Entries:
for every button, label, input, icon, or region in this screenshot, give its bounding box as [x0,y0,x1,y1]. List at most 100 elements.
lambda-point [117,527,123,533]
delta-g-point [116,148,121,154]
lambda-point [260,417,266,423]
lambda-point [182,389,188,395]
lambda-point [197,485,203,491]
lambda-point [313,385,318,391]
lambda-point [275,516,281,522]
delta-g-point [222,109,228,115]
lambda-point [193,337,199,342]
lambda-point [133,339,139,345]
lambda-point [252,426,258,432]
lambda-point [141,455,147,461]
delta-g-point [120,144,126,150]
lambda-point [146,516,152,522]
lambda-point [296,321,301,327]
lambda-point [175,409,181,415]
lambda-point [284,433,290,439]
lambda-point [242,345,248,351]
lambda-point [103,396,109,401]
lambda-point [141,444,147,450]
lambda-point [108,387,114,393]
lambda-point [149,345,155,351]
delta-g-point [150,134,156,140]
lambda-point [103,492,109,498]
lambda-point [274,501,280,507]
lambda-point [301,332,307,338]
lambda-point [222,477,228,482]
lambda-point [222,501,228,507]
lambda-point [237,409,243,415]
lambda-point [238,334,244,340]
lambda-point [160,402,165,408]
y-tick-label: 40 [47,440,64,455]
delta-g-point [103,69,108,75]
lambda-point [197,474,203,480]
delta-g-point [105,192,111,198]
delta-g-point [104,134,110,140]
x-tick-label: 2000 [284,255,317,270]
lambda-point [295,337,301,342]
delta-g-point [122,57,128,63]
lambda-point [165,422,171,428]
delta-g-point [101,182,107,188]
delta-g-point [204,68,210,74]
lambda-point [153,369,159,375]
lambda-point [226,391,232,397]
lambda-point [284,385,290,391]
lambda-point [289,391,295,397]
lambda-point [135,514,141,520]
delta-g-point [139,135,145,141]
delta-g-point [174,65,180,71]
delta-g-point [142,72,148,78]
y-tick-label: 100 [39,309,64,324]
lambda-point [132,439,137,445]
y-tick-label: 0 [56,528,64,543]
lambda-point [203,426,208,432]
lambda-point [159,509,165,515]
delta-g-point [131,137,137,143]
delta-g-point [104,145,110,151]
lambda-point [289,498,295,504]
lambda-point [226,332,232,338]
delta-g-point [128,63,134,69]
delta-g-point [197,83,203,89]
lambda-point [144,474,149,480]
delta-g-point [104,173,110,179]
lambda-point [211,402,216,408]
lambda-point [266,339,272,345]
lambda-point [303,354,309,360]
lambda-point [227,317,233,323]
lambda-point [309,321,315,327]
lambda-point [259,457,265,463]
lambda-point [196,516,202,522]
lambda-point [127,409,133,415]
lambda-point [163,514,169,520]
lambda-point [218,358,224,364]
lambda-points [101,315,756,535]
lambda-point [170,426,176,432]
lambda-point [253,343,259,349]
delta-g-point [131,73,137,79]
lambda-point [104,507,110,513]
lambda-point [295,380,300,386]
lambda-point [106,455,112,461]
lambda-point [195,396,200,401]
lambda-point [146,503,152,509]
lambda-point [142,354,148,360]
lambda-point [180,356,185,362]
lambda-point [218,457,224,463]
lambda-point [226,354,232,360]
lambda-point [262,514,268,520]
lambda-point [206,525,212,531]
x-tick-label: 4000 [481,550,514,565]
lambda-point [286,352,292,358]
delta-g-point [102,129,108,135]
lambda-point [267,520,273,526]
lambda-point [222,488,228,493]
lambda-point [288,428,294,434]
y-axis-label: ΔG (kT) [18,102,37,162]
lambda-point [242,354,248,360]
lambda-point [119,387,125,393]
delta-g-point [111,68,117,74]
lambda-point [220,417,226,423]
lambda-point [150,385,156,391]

What to do: Please reproduce every entry above word for word, keeping each line unchanged.

Completed exercise:
for every button, label, input, icon, or region in this screenshot, give its bounding box as [x0,y0,x1,y1]. List at most 100 elements.
lambda-point [117,527,123,533]
delta-g-point [116,148,121,154]
lambda-point [260,417,266,423]
lambda-point [182,389,188,395]
lambda-point [197,485,203,491]
lambda-point [313,385,318,391]
lambda-point [275,516,281,522]
delta-g-point [222,109,228,115]
lambda-point [193,337,199,342]
lambda-point [133,339,139,345]
lambda-point [252,426,258,432]
lambda-point [141,455,147,461]
delta-g-point [120,144,126,150]
lambda-point [146,516,152,522]
lambda-point [296,321,301,327]
lambda-point [175,409,181,415]
lambda-point [284,433,290,439]
lambda-point [242,345,248,351]
lambda-point [103,396,109,401]
lambda-point [141,444,147,450]
lambda-point [108,387,114,393]
lambda-point [149,345,155,351]
delta-g-point [150,134,156,140]
lambda-point [103,492,109,498]
lambda-point [274,501,280,507]
lambda-point [301,332,307,338]
lambda-point [222,477,228,482]
lambda-point [222,501,228,507]
lambda-point [237,409,243,415]
lambda-point [238,334,244,340]
lambda-point [160,402,165,408]
y-tick-label: 40 [47,440,64,455]
delta-g-point [103,69,108,75]
lambda-point [197,474,203,480]
delta-g-point [105,192,111,198]
delta-g-point [104,134,110,140]
x-tick-label: 2000 [284,255,317,270]
lambda-point [295,337,301,342]
delta-g-point [122,57,128,63]
lambda-point [165,422,171,428]
delta-g-point [101,182,107,188]
delta-g-point [204,68,210,74]
lambda-point [153,369,159,375]
lambda-point [226,391,232,397]
lambda-point [284,385,290,391]
lambda-point [289,391,295,397]
lambda-point [135,514,141,520]
delta-g-point [139,135,145,141]
delta-g-point [174,65,180,71]
delta-g-point [142,72,148,78]
y-tick-label: 100 [39,309,64,324]
lambda-point [132,439,137,445]
y-tick-label: 0 [56,528,64,543]
lambda-point [203,426,208,432]
lambda-point [159,509,165,515]
delta-g-point [131,137,137,143]
delta-g-point [104,145,110,151]
lambda-point [289,498,295,504]
lambda-point [226,332,232,338]
delta-g-point [128,63,134,69]
delta-g-point [197,83,203,89]
lambda-point [144,474,149,480]
delta-g-point [104,173,110,179]
lambda-point [211,402,216,408]
lambda-point [266,339,272,345]
lambda-point [303,354,309,360]
lambda-point [227,317,233,323]
lambda-point [309,321,315,327]
lambda-point [259,457,265,463]
lambda-point [196,516,202,522]
lambda-point [127,409,133,415]
lambda-point [163,514,169,520]
lambda-point [218,358,224,364]
lambda-points [101,315,756,535]
lambda-point [170,426,176,432]
lambda-point [253,343,259,349]
delta-g-point [131,73,137,79]
lambda-point [104,507,110,513]
lambda-point [295,380,300,386]
lambda-point [106,455,112,461]
lambda-point [195,396,200,401]
lambda-point [146,503,152,509]
lambda-point [142,354,148,360]
lambda-point [180,356,185,362]
lambda-point [218,457,224,463]
lambda-point [226,354,232,360]
lambda-point [262,514,268,520]
lambda-point [206,525,212,531]
x-tick-label: 4000 [481,550,514,565]
lambda-point [286,352,292,358]
delta-g-point [102,129,108,135]
lambda-point [267,520,273,526]
lambda-point [222,488,228,493]
lambda-point [288,428,294,434]
y-axis-label: ΔG (kT) [18,102,37,162]
lambda-point [242,354,248,360]
lambda-point [119,387,125,393]
delta-g-point [111,68,117,74]
lambda-point [220,417,226,423]
lambda-point [150,385,156,391]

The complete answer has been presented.